═════ Entries provided ═════
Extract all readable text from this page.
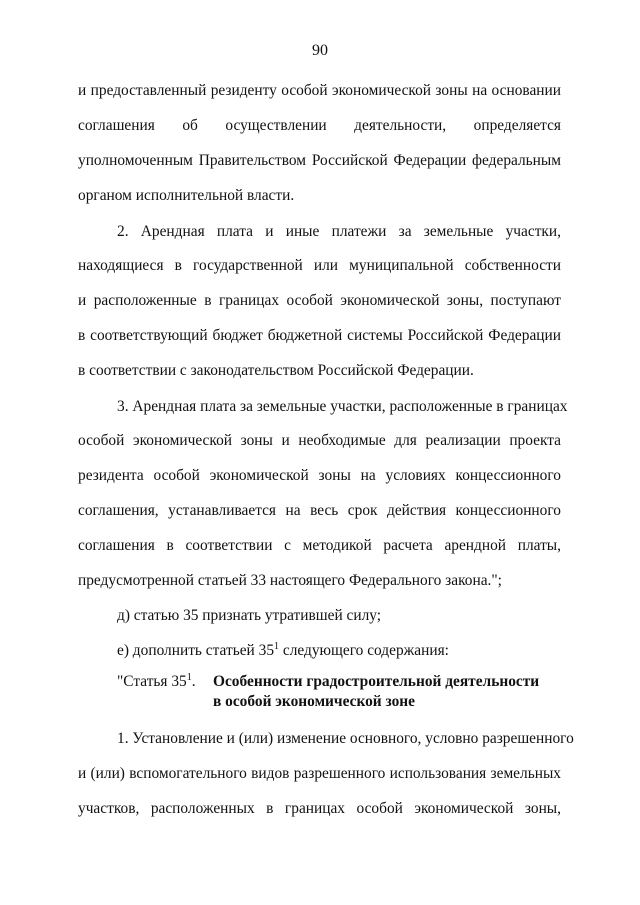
90
и предоставленный резиденту особой экономической зоны на основании
соглашения об осуществлении деятельности, определяется
уполномоченным Правительством Российской Федерации федеральным
органом исполнительной власти.
2. Арендная плата и иные платежи за земельные участки,
находящиеся в государственной или муниципальной собственности
и расположенные в границах особой экономической зоны, поступают
в соответствующий бюджет бюджетной системы Российской Федерации
в соответствии с законодательством Российской Федерации.
3. Арендная плата за земельные участки, расположенные в границах
особой экономической зоны и необходимые для реализации проекта
резидента особой экономической зоны на условиях концессионного
соглашения, устанавливается на весь срок действия концессионного
соглашения в соответствии с методикой расчета арендной платы,
предусмотренной статьей 33 настоящего Федерального закона.";
д) статью 35 признать утратившей силу;
е) дополнить статьей $35^1$ следующего содержания:
"Статья $35^1$. Особенности градостроительной деятельности
в особой экономической зоне
1. Установление и (или) изменение основного, условно разрешенного
и (или) вспомогательного видов разрешенного использования земельных
участков, расположенных в границах особой экономической зоны,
═════
### Task goal
The records shown above are to be repeated exactly, with the pictures left out.

### Result of the exercise
Extract all readable text from this page.
90
и предоставленный резиденту особой экономической зоны на основании
соглашения об осуществлении деятельности, определяется
уполномоченным Правительством Российской Федерации федеральным
органом исполнительной власти.
2. Арендная плата и иные платежи за земельные участки,
находящиеся в государственной или муниципальной собственности
и расположенные в границах особой экономической зоны, поступают
в соответствующий бюджет бюджетной системы Российской Федерации
в соответствии с законодательством Российской Федерации.
3. Арендная плата за земельные участки, расположенные в границах
особой экономической зоны и необходимые для реализации проекта
резидента особой экономической зоны на условиях концессионного
соглашения, устанавливается на весь срок действия концессионного
соглашения в соответствии с методикой расчета арендной платы,
предусмотренной статьей 33 настоящего Федерального закона.";
д) статью 35 признать утратившей силу;
е) дополнить статьей $35^1$ следующего содержания:
"Статья $35^1$. Особенности градостроительной деятельности
в особой экономической зоне
1. Установление и (или) изменение основного, условно разрешенного
и (или) вспомогательного видов разрешенного использования земельных
участков, расположенных в границах особой экономической зоны,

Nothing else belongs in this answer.